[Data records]
>> start
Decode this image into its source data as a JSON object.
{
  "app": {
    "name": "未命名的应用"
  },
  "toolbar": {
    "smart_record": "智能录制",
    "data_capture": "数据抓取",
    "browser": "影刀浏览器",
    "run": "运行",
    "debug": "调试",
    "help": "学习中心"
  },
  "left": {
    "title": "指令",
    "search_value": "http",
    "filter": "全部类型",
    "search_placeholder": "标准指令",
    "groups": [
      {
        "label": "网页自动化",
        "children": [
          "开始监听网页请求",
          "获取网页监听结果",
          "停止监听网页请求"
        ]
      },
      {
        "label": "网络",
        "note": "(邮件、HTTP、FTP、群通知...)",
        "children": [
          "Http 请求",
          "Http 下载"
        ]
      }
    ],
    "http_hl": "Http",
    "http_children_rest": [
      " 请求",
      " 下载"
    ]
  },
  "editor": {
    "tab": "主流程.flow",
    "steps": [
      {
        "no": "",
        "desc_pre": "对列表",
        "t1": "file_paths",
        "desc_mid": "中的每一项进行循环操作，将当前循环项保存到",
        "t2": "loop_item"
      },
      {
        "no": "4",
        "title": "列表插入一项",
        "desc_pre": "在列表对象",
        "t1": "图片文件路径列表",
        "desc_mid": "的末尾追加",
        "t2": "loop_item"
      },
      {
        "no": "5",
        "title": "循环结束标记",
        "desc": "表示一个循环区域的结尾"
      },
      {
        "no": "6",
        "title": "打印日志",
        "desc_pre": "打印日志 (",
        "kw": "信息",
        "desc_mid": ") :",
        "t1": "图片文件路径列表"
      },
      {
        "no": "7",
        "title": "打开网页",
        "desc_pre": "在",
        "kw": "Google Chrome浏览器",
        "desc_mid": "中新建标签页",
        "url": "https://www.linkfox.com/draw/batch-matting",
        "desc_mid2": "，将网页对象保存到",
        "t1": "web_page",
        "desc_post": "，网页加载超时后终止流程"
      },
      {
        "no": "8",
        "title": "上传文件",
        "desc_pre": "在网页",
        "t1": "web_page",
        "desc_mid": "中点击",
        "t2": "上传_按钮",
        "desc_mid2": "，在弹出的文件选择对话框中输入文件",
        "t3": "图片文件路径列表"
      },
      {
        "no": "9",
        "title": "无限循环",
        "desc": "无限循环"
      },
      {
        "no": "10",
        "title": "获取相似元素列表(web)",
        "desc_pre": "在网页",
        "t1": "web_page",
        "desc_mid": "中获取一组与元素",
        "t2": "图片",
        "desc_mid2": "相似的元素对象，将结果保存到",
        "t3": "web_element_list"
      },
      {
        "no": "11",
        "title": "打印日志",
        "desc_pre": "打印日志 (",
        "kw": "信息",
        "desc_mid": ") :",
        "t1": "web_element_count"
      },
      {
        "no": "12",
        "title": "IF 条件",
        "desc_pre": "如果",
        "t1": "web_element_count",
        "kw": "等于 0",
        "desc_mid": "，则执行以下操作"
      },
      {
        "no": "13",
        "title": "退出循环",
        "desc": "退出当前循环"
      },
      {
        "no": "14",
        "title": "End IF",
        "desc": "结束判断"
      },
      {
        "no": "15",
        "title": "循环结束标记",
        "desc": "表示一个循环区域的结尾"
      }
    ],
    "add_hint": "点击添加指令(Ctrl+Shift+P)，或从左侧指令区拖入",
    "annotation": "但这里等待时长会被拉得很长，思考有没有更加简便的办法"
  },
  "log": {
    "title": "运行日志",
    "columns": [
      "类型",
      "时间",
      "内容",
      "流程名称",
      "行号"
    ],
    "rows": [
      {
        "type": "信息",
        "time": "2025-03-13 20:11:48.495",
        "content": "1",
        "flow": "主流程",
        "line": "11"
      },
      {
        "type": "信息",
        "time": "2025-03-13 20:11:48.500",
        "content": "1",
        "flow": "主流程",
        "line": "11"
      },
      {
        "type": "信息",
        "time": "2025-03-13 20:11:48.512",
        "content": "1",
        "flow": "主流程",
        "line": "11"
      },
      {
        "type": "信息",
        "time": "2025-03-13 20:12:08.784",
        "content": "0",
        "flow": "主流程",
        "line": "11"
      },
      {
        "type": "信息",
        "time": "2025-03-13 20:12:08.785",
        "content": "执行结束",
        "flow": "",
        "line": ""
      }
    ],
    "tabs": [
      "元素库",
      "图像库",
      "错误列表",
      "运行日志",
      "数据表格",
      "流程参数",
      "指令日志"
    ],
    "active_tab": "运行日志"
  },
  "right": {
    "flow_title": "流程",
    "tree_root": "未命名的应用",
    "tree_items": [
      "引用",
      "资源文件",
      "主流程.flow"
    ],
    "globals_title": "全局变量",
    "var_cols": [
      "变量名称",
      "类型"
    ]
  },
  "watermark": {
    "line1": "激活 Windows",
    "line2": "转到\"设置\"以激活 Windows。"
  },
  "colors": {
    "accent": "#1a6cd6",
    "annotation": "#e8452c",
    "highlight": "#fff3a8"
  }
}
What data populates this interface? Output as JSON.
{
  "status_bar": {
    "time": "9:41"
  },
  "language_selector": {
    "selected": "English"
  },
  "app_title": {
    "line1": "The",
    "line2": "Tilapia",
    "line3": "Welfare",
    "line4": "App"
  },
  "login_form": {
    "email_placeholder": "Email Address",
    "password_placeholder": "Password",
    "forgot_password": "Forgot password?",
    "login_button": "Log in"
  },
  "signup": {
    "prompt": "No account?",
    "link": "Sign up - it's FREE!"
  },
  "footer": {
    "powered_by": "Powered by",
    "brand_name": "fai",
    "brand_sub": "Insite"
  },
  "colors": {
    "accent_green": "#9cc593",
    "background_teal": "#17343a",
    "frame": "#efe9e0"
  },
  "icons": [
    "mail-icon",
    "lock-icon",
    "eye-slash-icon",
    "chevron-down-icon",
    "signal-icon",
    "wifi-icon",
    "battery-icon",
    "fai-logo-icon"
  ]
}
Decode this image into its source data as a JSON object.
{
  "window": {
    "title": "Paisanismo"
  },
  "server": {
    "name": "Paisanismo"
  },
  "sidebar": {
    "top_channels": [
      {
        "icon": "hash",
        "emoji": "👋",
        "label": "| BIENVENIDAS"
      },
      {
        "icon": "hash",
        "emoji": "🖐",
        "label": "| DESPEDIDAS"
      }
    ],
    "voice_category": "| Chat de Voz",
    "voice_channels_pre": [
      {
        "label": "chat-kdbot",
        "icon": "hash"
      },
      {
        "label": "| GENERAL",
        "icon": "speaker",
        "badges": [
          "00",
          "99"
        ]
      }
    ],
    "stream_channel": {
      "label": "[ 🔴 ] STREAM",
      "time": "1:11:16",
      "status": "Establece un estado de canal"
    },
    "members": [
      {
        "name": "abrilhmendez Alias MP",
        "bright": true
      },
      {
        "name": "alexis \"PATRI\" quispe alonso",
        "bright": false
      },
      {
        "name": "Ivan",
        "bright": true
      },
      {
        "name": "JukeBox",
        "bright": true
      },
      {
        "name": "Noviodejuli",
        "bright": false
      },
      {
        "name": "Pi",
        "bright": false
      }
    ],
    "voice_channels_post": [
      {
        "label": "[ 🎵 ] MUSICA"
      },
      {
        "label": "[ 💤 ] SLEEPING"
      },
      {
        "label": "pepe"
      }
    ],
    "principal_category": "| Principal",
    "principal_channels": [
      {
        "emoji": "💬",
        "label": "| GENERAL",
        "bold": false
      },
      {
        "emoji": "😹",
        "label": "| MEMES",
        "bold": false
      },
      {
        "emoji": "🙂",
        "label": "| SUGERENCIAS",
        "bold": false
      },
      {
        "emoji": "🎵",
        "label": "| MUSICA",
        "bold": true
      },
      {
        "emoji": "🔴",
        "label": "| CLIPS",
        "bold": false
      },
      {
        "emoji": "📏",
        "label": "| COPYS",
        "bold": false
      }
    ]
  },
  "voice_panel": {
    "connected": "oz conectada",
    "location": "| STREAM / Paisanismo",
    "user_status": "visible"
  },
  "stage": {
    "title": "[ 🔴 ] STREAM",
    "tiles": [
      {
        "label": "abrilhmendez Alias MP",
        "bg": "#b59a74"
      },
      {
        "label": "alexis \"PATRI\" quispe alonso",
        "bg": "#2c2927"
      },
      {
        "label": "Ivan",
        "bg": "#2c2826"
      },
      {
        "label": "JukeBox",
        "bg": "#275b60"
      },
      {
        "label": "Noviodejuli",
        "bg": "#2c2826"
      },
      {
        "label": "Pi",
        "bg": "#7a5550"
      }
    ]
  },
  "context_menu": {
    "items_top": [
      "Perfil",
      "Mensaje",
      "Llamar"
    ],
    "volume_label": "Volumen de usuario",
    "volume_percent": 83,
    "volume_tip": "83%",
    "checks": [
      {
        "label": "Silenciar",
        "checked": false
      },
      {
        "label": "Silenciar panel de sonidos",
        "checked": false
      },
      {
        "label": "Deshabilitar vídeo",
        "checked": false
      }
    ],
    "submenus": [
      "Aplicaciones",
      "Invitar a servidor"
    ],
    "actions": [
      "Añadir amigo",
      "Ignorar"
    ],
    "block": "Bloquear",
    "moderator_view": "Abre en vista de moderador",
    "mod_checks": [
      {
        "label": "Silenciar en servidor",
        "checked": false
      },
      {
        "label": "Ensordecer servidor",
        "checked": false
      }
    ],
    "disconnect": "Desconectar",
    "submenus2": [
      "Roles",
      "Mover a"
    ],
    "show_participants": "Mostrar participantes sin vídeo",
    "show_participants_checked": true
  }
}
>> end
**What needs to be done:**
State the count of lines that contain the string "Silenciar". Nothing else is needed.

**In response:**
3